*What to work on*: The material below should be written out in full and exactly; pictures stay out of the copy.

══════

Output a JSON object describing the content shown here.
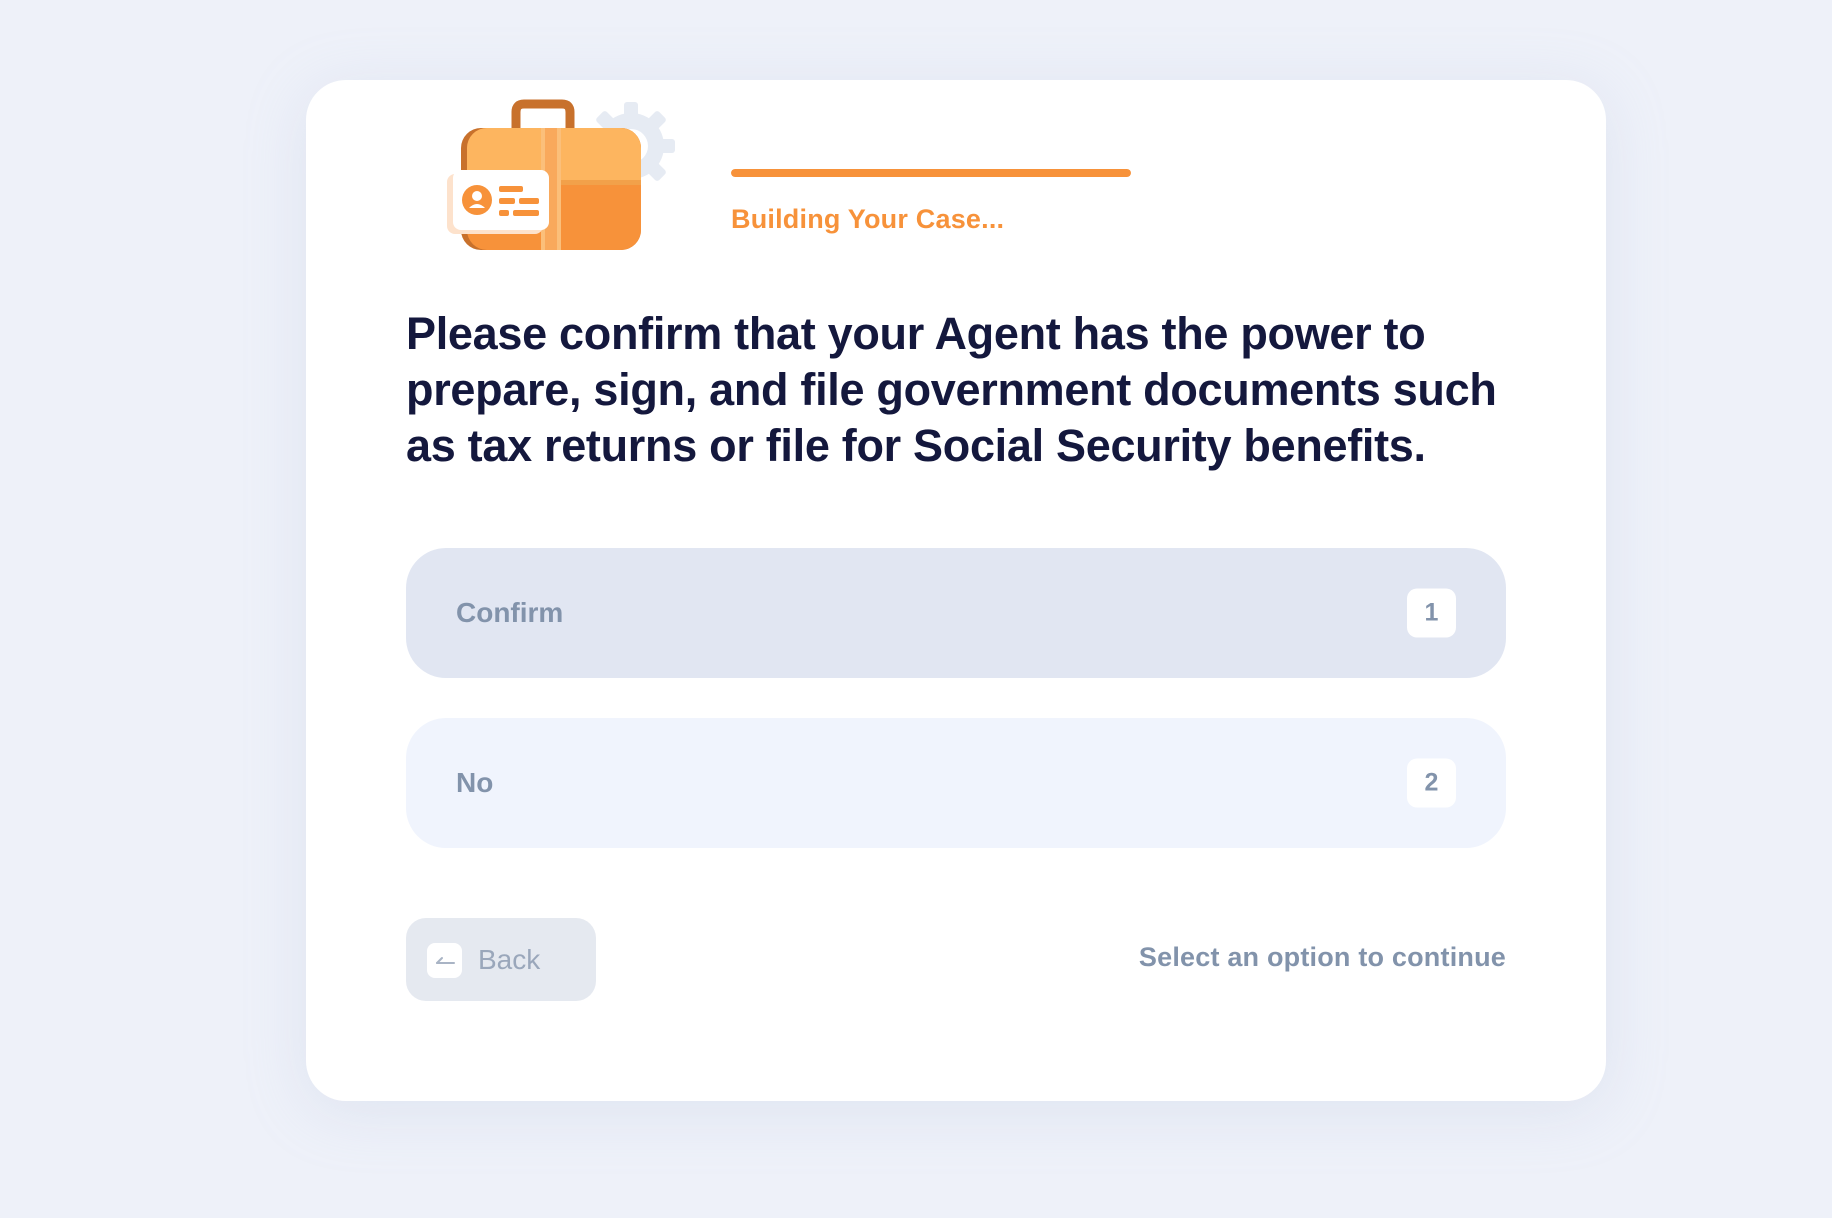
{
  "progress": {
    "label": "Building Your Case...",
    "fraction": 1.0
  },
  "question": {
    "text": "Please confirm that your Agent has the power to prepare, sign, and file government documents such as tax returns or file for Social Security benefits."
  },
  "options": [
    {
      "label": "Confirm",
      "key": "1"
    },
    {
      "label": "No",
      "key": "2"
    }
  ],
  "footer": {
    "back_label": "Back",
    "hint": "Select an option to continue"
  },
  "icons": {
    "illustration": "briefcase-gear-id-card-icon",
    "back": "arrow-left-icon"
  },
  "colors": {
    "accent": "#f7923a",
    "heading": "#14183d",
    "muted": "#8293ab",
    "option_selected_bg": "#e1e6f2",
    "option_bg": "#f0f4fd",
    "page_bg": "#eef1f9"
  }
}
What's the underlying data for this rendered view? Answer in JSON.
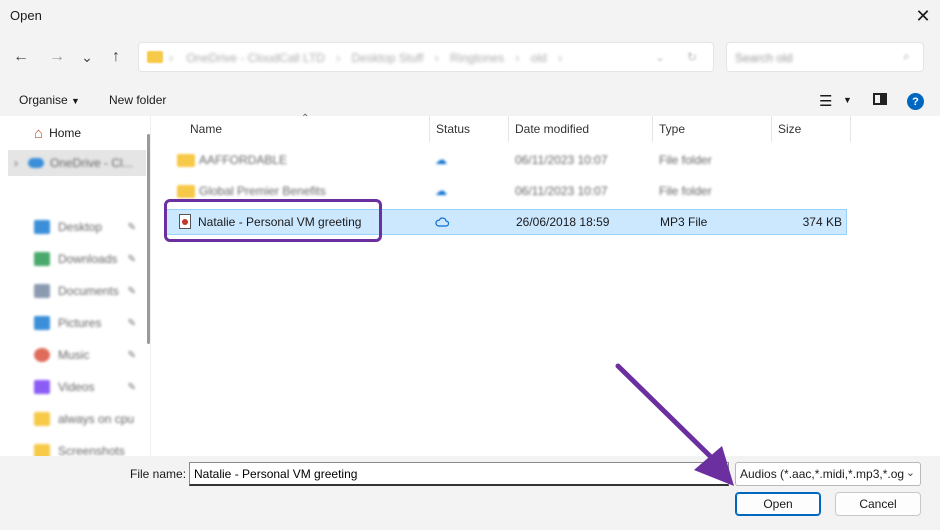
{
  "window": {
    "title": "Open",
    "close_icon": "close-icon"
  },
  "nav": {
    "back_icon": "←",
    "forward_icon": "→",
    "recent_icon": "⌄",
    "up_icon": "↑",
    "breadcrumb": [
      "OneDrive - CloudCall LTD",
      "Desktop Stuff",
      "Ringtones",
      "old"
    ],
    "search_placeholder": "Search old"
  },
  "toolbar": {
    "organise": "Organise",
    "new_folder": "New folder",
    "help": "?"
  },
  "sidebar": {
    "home": "Home",
    "onedrive": "OneDrive - Cl...",
    "items": [
      "Desktop",
      "Downloads",
      "Documents",
      "Pictures",
      "Music",
      "Videos",
      "always on cpu",
      "Screenshots"
    ],
    "item_colors": [
      "#3b8fd9",
      "#4aa96c",
      "#8a9bb0",
      "#3b8fd9",
      "#e06b5a",
      "#8b5cf6",
      "#f7c948",
      "#f7c948"
    ]
  },
  "columns": [
    "Name",
    "Status",
    "Date modified",
    "Type",
    "Size"
  ],
  "files": [
    {
      "name": "AAFFORDABLE",
      "status": "cloud",
      "date": "06/11/2023 10:07",
      "type": "File folder",
      "size": "",
      "kind": "folder"
    },
    {
      "name": "Global Premier Benefits",
      "status": "cloud",
      "date": "06/11/2023 10:07",
      "type": "File folder",
      "size": "",
      "kind": "folder"
    },
    {
      "name": "Natalie - Personal VM greeting",
      "status": "cloud",
      "date": "26/06/2018 18:59",
      "type": "MP3 File",
      "size": "374 KB",
      "kind": "mp3"
    }
  ],
  "bottom": {
    "file_name_label": "File name:",
    "file_name_value": "Natalie - Personal VM greeting",
    "filter": "Audios (*.aac,*.midi,*.mp3,*.og",
    "open": "Open",
    "cancel": "Cancel"
  },
  "colors": {
    "selection": "#cce8ff",
    "selection_border": "#99d1ff",
    "annotation": "#6b2fa0",
    "accent": "#0067c0"
  }
}
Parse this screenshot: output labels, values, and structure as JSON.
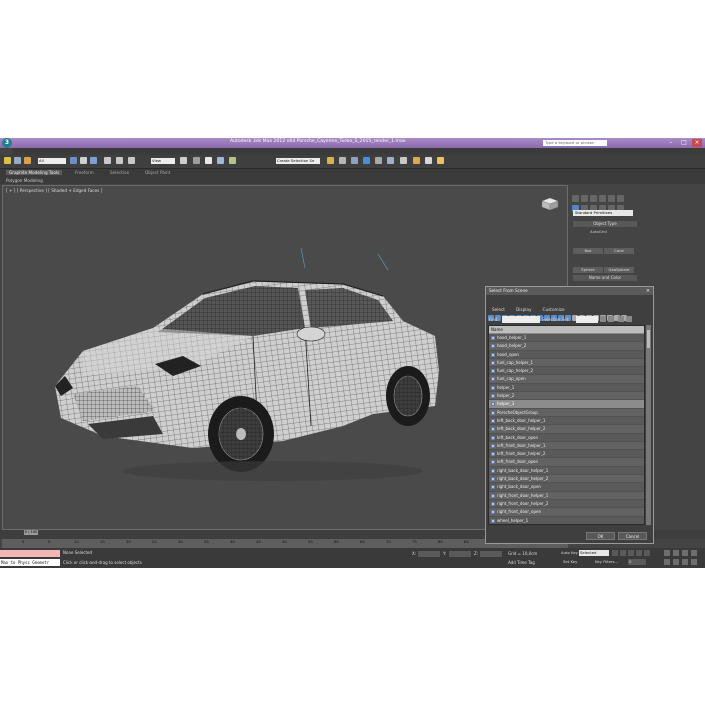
{
  "window": {
    "title": "Autodesk 3ds Max 2012 x64      Porsche_Cayenne_Turbo_S_2015_render_1.max",
    "search_placeholder": "Type a keyword or phrase",
    "logo_text": "3"
  },
  "menubar": [
    "Edit",
    "Tools",
    "Group",
    "Views",
    "Create",
    "Modifiers",
    "Animation",
    "Graph Editors",
    "Rendering",
    "Customize",
    "MAXScript",
    "Help"
  ],
  "toolbar": {
    "selection_filter": "All",
    "reference_coord": "View",
    "named_selection": "Create Selection Se"
  },
  "ribbon": {
    "tabs": [
      "Graphite Modeling Tools",
      "Freeform",
      "Selection",
      "Object Paint"
    ],
    "active_tab": 0,
    "panel_label": "Polygon Modeling"
  },
  "viewport": {
    "label": "[ + ] [ Perspective ] [ Shaded + Edged Faces ]"
  },
  "command_panel": {
    "category": "Standard Primitives",
    "object_type_header": "Object Type",
    "autogrid": "AutoGrid",
    "object_buttons": [
      "Box",
      "Cone",
      "Sphere",
      "GeoSphere",
      "Cylinder",
      "Tube",
      "Torus",
      "Pyramid",
      "Teapot",
      "Plane"
    ],
    "name_color_header": "Name and Color"
  },
  "select_dialog": {
    "title": "Select From Scene",
    "menu": [
      "Select",
      "Display",
      "Customize"
    ],
    "find_label": "Find:",
    "selection_set_label": "Selection Set:",
    "column_header": "Name",
    "items": [
      "hood_helper_1",
      "hood_helper_2",
      "hood_open",
      "fuel_cap_helper_1",
      "fuel_cap_helper_2",
      "fuel_cap_open",
      "helper_1",
      "helper_2",
      "helper_3",
      "PorscheObjectGroup",
      "left_back_door_helper_1",
      "left_back_door_helper_2",
      "left_back_door_open",
      "left_front_door_helper_1",
      "left_front_door_helper_2",
      "left_front_door_open",
      "right_back_door_helper_1",
      "right_back_door_helper_2",
      "right_back_door_open",
      "right_front_door_helper_1",
      "right_front_door_helper_2",
      "right_front_door_open",
      "wheel_helper_1",
      "wheel_helper_2",
      "wheel_rotate",
      "wheel_rotation",
      "wheel_twist"
    ],
    "selected_index": 8,
    "ok_label": "OK",
    "cancel_label": "Cancel"
  },
  "timeline": {
    "slider_label": "0 / 100",
    "ticks": [
      "0",
      "5",
      "10",
      "15",
      "20",
      "25",
      "30",
      "35",
      "40",
      "45",
      "50",
      "55",
      "60",
      "65",
      "70",
      "75",
      "80",
      "85",
      "90",
      "95",
      "100"
    ]
  },
  "status": {
    "maxscript_text": "Max to Physc Geometr",
    "selection_status": "None Selected",
    "prompt": "Click or click-and-drag to select objects",
    "x_label": "X:",
    "y_label": "Y:",
    "z_label": "Z:",
    "grid": "Grid = 10,0cm",
    "add_time_tag": "Add Time Tag",
    "auto_key": "Auto Key",
    "auto_key_value": "Selected",
    "set_key": "Set Key",
    "key_filters": "Key Filters...",
    "frame": "0"
  },
  "colors": {
    "title_bar": "#9a7bbd",
    "viewport_bg": "#4a4a4a",
    "panel_bg": "#444444",
    "maxscript_bg": "#f2b6b6",
    "wire": "#1e1e1e",
    "car_body": "#cfcfcf"
  }
}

══════

*Exercise solution*:
Output a JSON object describing the content shown here.
{
  "progress": {
    "label": "Building Your Case...",
    "fraction": 1.0
  },
  "question": {
    "text": "Please confirm that your Agent has the power to prepare, sign, and file government documents such as tax returns or file for Social Security benefits."
  },
  "options": [
    {
      "label": "Confirm",
      "key": "1"
    },
    {
      "label": "No",
      "key": "2"
    }
  ],
  "footer": {
    "back_label": "Back",
    "hint": "Select an option to continue"
  },
  "icons": {
    "illustration": "briefcase-gear-id-card-icon",
    "back": "arrow-left-icon"
  },
  "colors": {
    "accent": "#f7923a",
    "heading": "#14183d",
    "muted": "#8293ab",
    "option_selected_bg": "#e1e6f2",
    "option_bg": "#f0f4fd",
    "page_bg": "#eef1f9"
  }
}
What's the underlying data for this rendered view? Answer in JSON.
{
  "window": {
    "title": "Open",
    "close_icon": "close-icon"
  },
  "nav": {
    "back_icon": "←",
    "forward_icon": "→",
    "recent_icon": "⌄",
    "up_icon": "↑",
    "breadcrumb": [
      "OneDrive - CloudCall LTD",
      "Desktop Stuff",
      "Ringtones",
      "old"
    ],
    "search_placeholder": "Search old"
  },
  "toolbar": {
    "organise": "Organise",
    "new_folder": "New folder",
    "help": "?"
  },
  "sidebar": {
    "home": "Home",
    "onedrive": "OneDrive - Cl...",
    "items": [
      "Desktop",
      "Downloads",
      "Documents",
      "Pictures",
      "Music",
      "Videos",
      "always on cpu",
      "Screenshots"
    ],
    "item_colors": [
      "#3b8fd9",
      "#4aa96c",
      "#8a9bb0",
      "#3b8fd9",
      "#e06b5a",
      "#8b5cf6",
      "#f7c948",
      "#f7c948"
    ]
  },
  "columns": [
    "Name",
    "Status",
    "Date modified",
    "Type",
    "Size"
  ],
  "files": [
    {
      "name": "AAFFORDABLE",
      "status": "cloud",
      "date": "06/11/2023 10:07",
      "type": "File folder",
      "size": "",
      "kind": "folder"
    },
    {
      "name": "Global Premier Benefits",
      "status": "cloud",
      "date": "06/11/2023 10:07",
      "type": "File folder",
      "size": "",
      "kind": "folder"
    },
    {
      "name": "Natalie - Personal VM greeting",
      "status": "cloud",
      "date": "26/06/2018 18:59",
      "type": "MP3 File",
      "size": "374 KB",
      "kind": "mp3"
    }
  ],
  "bottom": {
    "file_name_label": "File name:",
    "file_name_value": "Natalie - Personal VM greeting",
    "filter": "Audios (*.aac,*.midi,*.mp3,*.og",
    "open": "Open",
    "cancel": "Cancel"
  },
  "colors": {
    "selection": "#cce8ff",
    "selection_border": "#99d1ff",
    "annotation": "#6b2fa0",
    "accent": "#0067c0"
  }
}
Parse this screenshot: output labels, values, and structure as JSON.
{
  "window": {
    "title": "Autodesk 3ds Max 2012 x64      Porsche_Cayenne_Turbo_S_2015_render_1.max",
    "search_placeholder": "Type a keyword or phrase",
    "logo_text": "3"
  },
  "menubar": [
    "Edit",
    "Tools",
    "Group",
    "Views",
    "Create",
    "Modifiers",
    "Animation",
    "Graph Editors",
    "Rendering",
    "Customize",
    "MAXScript",
    "Help"
  ],
  "toolbar": {
    "selection_filter": "All",
    "reference_coord": "View",
    "named_selection": "Create Selection Se"
  },
  "ribbon": {
    "tabs": [
      "Graphite Modeling Tools",
      "Freeform",
      "Selection",
      "Object Paint"
    ],
    "active_tab": 0,
    "panel_label": "Polygon Modeling"
  },
  "viewport": {
    "label": "[ + ] [ Perspective ] [ Shaded + Edged Faces ]"
  },
  "command_panel": {
    "category": "Standard Primitives",
    "object_type_header": "Object Type",
    "autogrid": "AutoGrid",
    "object_buttons": [
      "Box",
      "Cone",
      "Sphere",
      "GeoSphere",
      "Cylinder",
      "Tube",
      "Torus",
      "Pyramid",
      "Teapot",
      "Plane"
    ],
    "name_color_header": "Name and Color"
  },
  "select_dialog": {
    "title": "Select From Scene",
    "menu": [
      "Select",
      "Display",
      "Customize"
    ],
    "find_label": "Find:",
    "selection_set_label": "Selection Set:",
    "column_header": "Name",
    "items": [
      "hood_helper_1",
      "hood_helper_2",
      "hood_open",
      "fuel_cap_helper_1",
      "fuel_cap_helper_2",
      "fuel_cap_open",
      "helper_1",
      "helper_2",
      "helper_3",
      "PorscheObjectGroup",
      "left_back_door_helper_1",
      "left_back_door_helper_2",
      "left_back_door_open",
      "left_front_door_helper_1",
      "left_front_door_helper_2",
      "left_front_door_open",
      "right_back_door_helper_1",
      "right_back_door_helper_2",
      "right_back_door_open",
      "right_front_door_helper_1",
      "right_front_door_helper_2",
      "right_front_door_open",
      "wheel_helper_1",
      "wheel_helper_2",
      "wheel_rotate",
      "wheel_rotation",
      "wheel_twist"
    ],
    "selected_index": 8,
    "ok_label": "OK",
    "cancel_label": "Cancel"
  },
  "timeline": {
    "slider_label": "0 / 100",
    "ticks": [
      "0",
      "5",
      "10",
      "15",
      "20",
      "25",
      "30",
      "35",
      "40",
      "45",
      "50",
      "55",
      "60",
      "65",
      "70",
      "75",
      "80",
      "85",
      "90",
      "95",
      "100"
    ]
  },
  "status": {
    "maxscript_text": "Max to Physc Geometr",
    "selection_status": "None Selected",
    "prompt": "Click or click-and-drag to select objects",
    "x_label": "X:",
    "y_label": "Y:",
    "z_label": "Z:",
    "grid": "Grid = 10,0cm",
    "add_time_tag": "Add Time Tag",
    "auto_key": "Auto Key",
    "auto_key_value": "Selected",
    "set_key": "Set Key",
    "key_filters": "Key Filters...",
    "frame": "0"
  },
  "colors": {
    "title_bar": "#9a7bbd",
    "viewport_bg": "#4a4a4a",
    "panel_bg": "#444444",
    "maxscript_bg": "#f2b6b6",
    "wire": "#1e1e1e",
    "car_body": "#cfcfcf"
  }
}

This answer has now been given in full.